[WORK TO DO]
Write out the material exactly, leaving every picture behind.

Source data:
====================
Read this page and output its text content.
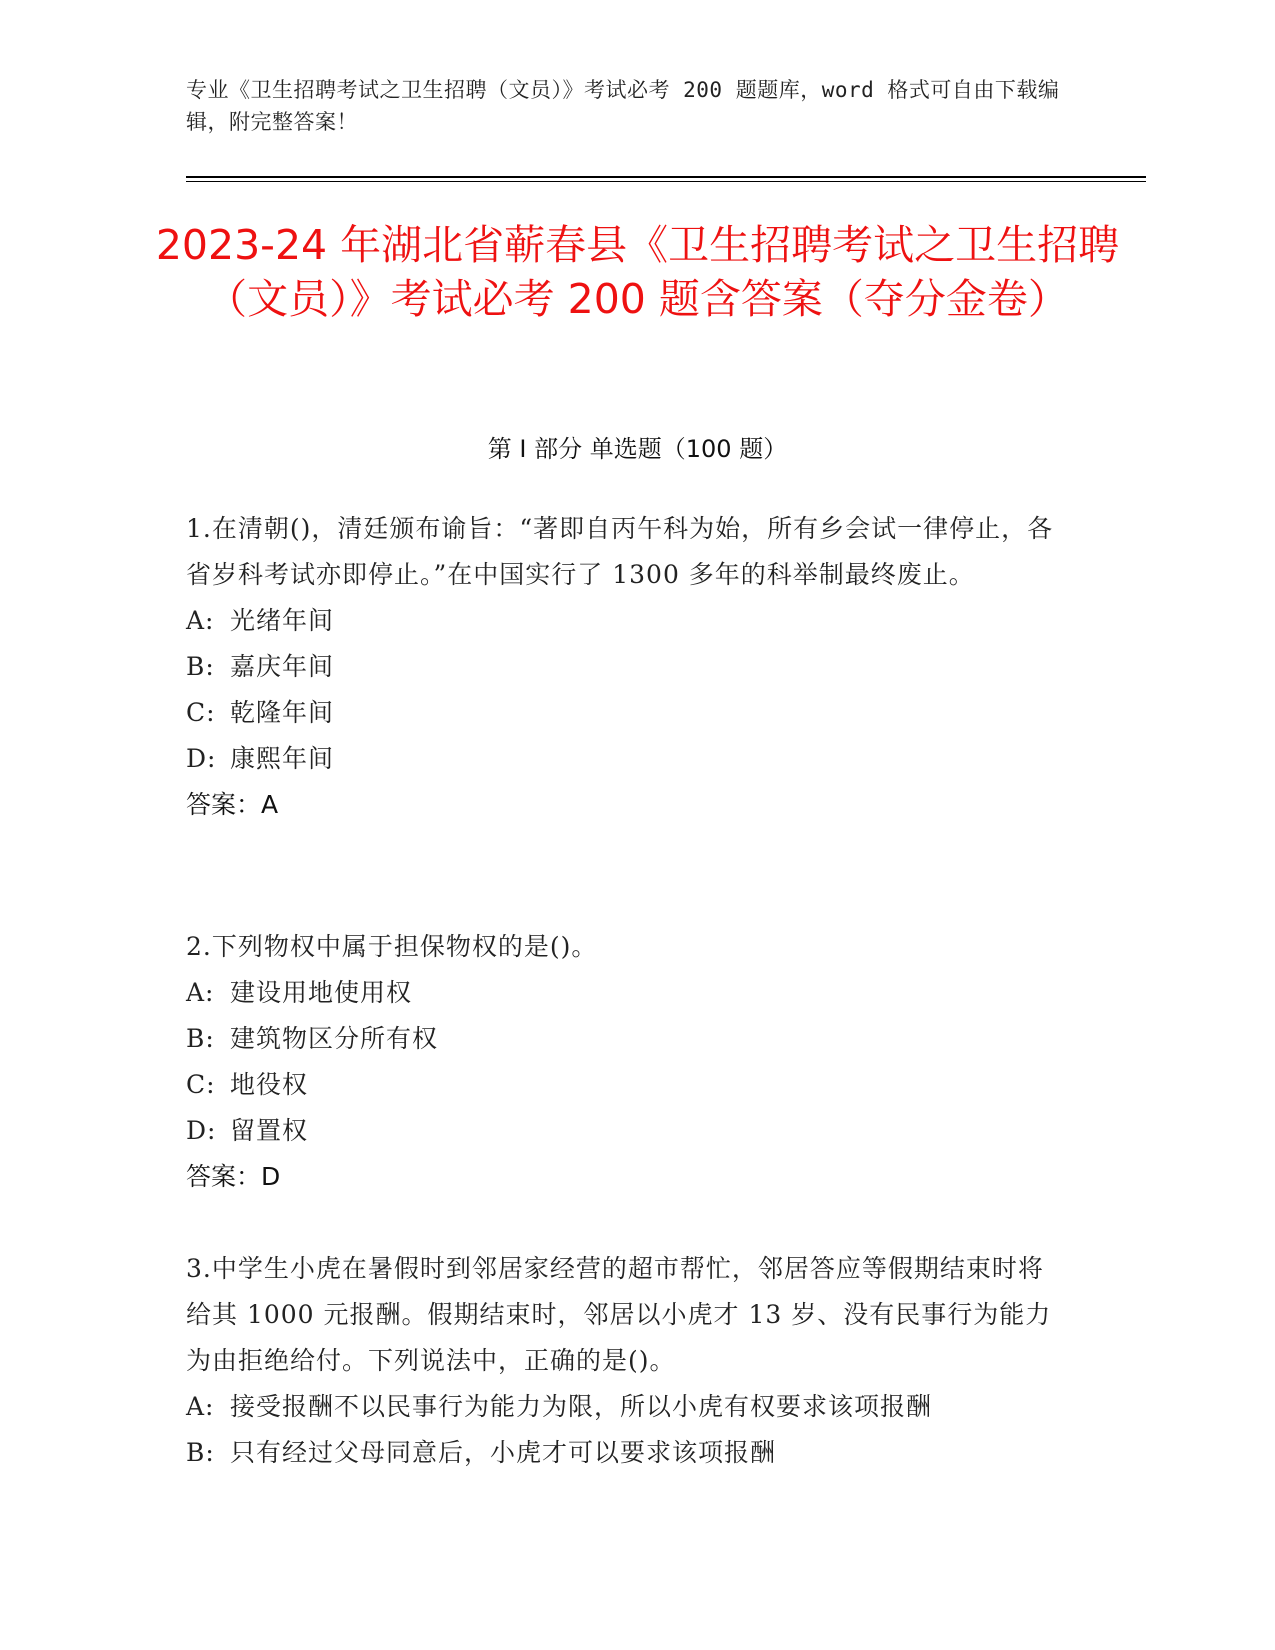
专业《卫生招聘考试之卫生招聘（文员）》考试必考 200 题题库，word 格式可自由下载编辑，附完整答案！
2023-24 年湖北省蕲春县《卫生招聘考试之卫生招聘（文员）》考试必考 200 题含答案（夺分金卷）
第 I 部分 单选题（100 题）
1.在清朝()，清廷颁布谕旨：“著即自丙午科为始，所有乡会试一律停止，各省岁科考试亦即停止。”在中国实行了 1300 多年的科举制最终废止。
A: 光绪年间
B: 嘉庆年间
C: 乾隆年间
D: 康熙年间
答案：A
2.下列物权中属于担保物权的是()。
A: 建设用地使用权
B: 建筑物区分所有权
C: 地役权
D: 留置权
答案：D
3.中学生小虎在暑假时到邻居家经营的超市帮忙，邻居答应等假期结束时将给其 1000 元报酬。假期结束时，邻居以小虎才 13 岁、没有民事行为能力为由拒绝给付。下列说法中，正确的是()。
A: 接受报酬不以民事行为能力为限，所以小虎有权要求该项报酬
B: 只有经过父母同意后，小虎才可以要求该项报酬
====================
[ANSWER]
Read this page and output its text content.
专业《卫生招聘考试之卫生招聘（文员）》考试必考 200 题题库，word 格式可自由下载编辑，附完整答案！
2023-24 年湖北省蕲春县《卫生招聘考试之卫生招聘（文员）》考试必考 200 题含答案（夺分金卷）
第 I 部分 单选题（100 题）
1.在清朝()，清廷颁布谕旨：“著即自丙午科为始，所有乡会试一律停止，各省岁科考试亦即停止。”在中国实行了 1300 多年的科举制最终废止。
A: 光绪年间
B: 嘉庆年间
C: 乾隆年间
D: 康熙年间
答案：A
2.下列物权中属于担保物权的是()。
A: 建设用地使用权
B: 建筑物区分所有权
C: 地役权
D: 留置权
答案：D
3.中学生小虎在暑假时到邻居家经营的超市帮忙，邻居答应等假期结束时将给其 1000 元报酬。假期结束时，邻居以小虎才 13 岁、没有民事行为能力为由拒绝给付。下列说法中，正确的是()。
A: 接受报酬不以民事行为能力为限，所以小虎有权要求该项报酬
B: 只有经过父母同意后，小虎才可以要求该项报酬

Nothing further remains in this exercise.